_Exercise requirements_
Only the pictures are omitted; repeat all other data exactly.

_Data for this exercise_
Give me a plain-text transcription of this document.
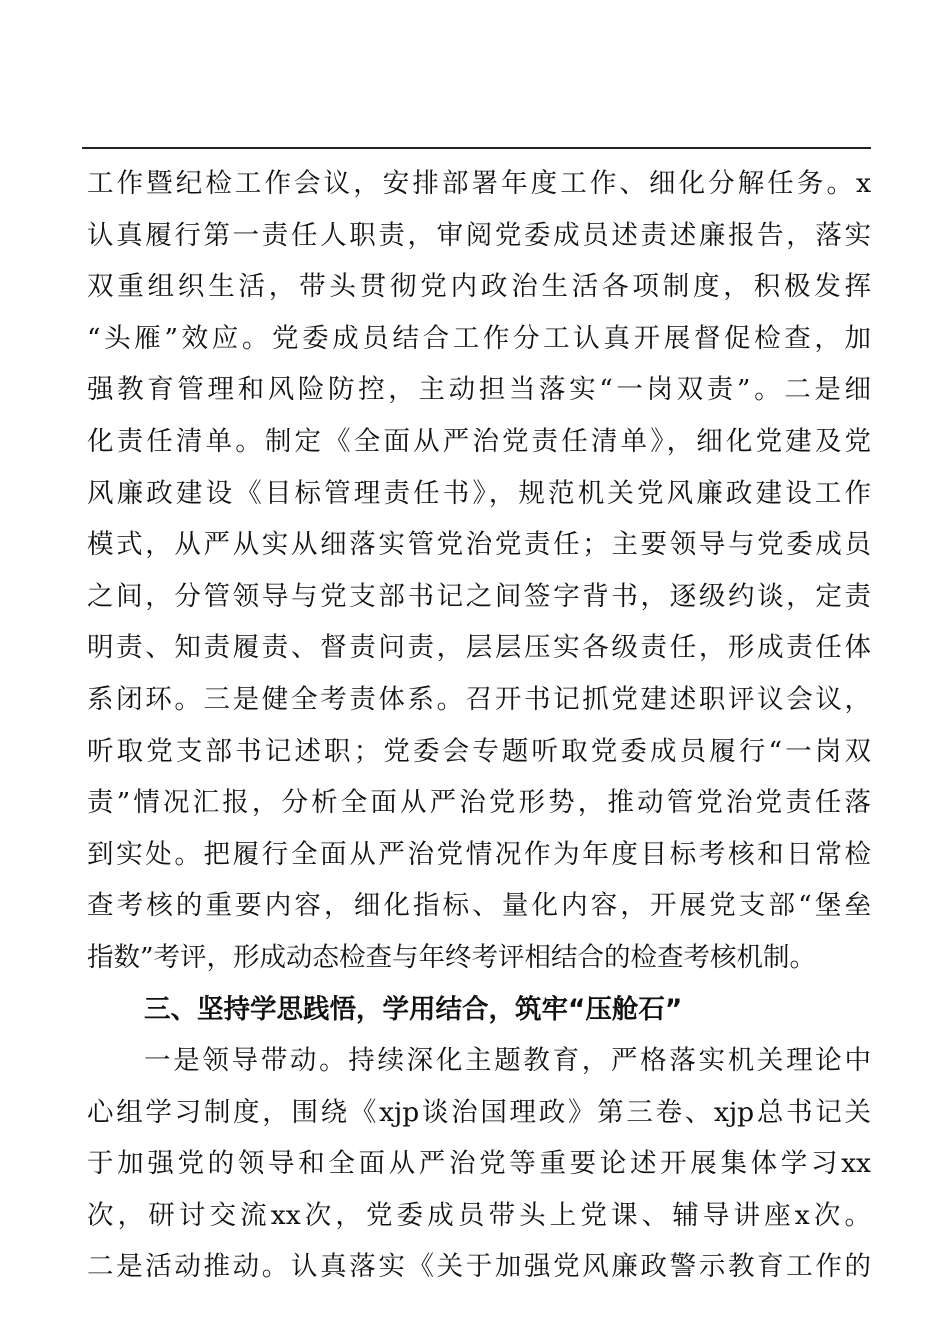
工作暨纪检工作会议，安排部署年度工作、细化分解任务。x
认真履行第一责任人职责，审阅党委成员述责述廉报告，落实
双重组织生活，带头贯彻党内政治生活各项制度，积极发挥
“头雁”效应。党委成员结合工作分工认真开展督促检查，加
强教育管理和风险防控，主动担当落实“一岗双责”。二是细
化责任清单。制定《全面从严治党责任清单》，细化党建及党
风廉政建设《目标管理责任书》，规范机关党风廉政建设工作
模式，从严从实从细落实管党治党责任；主要领导与党委成员
之间，分管领导与党支部书记之间签字背书，逐级约谈，定责
明责、知责履责、督责问责，层层压实各级责任，形成责任体
系闭环。三是健全考责体系。召开书记抓党建述职评议会议，
听取党支部书记述职；党委会专题听取党委成员履行“一岗双
责”情况汇报，分析全面从严治党形势，推动管党治党责任落
到实处。把履行全面从严治党情况作为年度目标考核和日常检
查考核的重要内容，细化指标、量化内容，开展党支部“堡垒
指数”考评，形成动态检查与年终考评相结合的检查考核机制。
三、坚持学思践悟，学用结合，筑牢“压舱石”
一是领导带动。持续深化主题教育，严格落实机关理论中
心组学习制度，围绕《xjp谈治国理政》第三卷、xjp总书记关
于加强党的领导和全面从严治党等重要论述开展集体学习xx
次，研讨交流xx次，党委成员带头上党课、辅导讲座x次。
二是活动推动。认真落实《关于加强党风廉政警示教育工作的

_Task response_
Give me a plain-text transcription of this document.
工作暨纪检工作会议，安排部署年度工作、细化分解任务。x
认真履行第一责任人职责，审阅党委成员述责述廉报告，落实
双重组织生活，带头贯彻党内政治生活各项制度，积极发挥
“头雁”效应。党委成员结合工作分工认真开展督促检查，加
强教育管理和风险防控，主动担当落实“一岗双责”。二是细
化责任清单。制定《全面从严治党责任清单》，细化党建及党
风廉政建设《目标管理责任书》，规范机关党风廉政建设工作
模式，从严从实从细落实管党治党责任；主要领导与党委成员
之间，分管领导与党支部书记之间签字背书，逐级约谈，定责
明责、知责履责、督责问责，层层压实各级责任，形成责任体
系闭环。三是健全考责体系。召开书记抓党建述职评议会议，
听取党支部书记述职；党委会专题听取党委成员履行“一岗双
责”情况汇报，分析全面从严治党形势，推动管党治党责任落
到实处。把履行全面从严治党情况作为年度目标考核和日常检
查考核的重要内容，细化指标、量化内容，开展党支部“堡垒
指数”考评，形成动态检查与年终考评相结合的检查考核机制。
三、坚持学思践悟，学用结合，筑牢“压舱石”
一是领导带动。持续深化主题教育，严格落实机关理论中
心组学习制度，围绕《xjp谈治国理政》第三卷、xjp总书记关
于加强党的领导和全面从严治党等重要论述开展集体学习xx
次，研讨交流xx次，党委成员带头上党课、辅导讲座x次。
二是活动推动。认真落实《关于加强党风廉政警示教育工作的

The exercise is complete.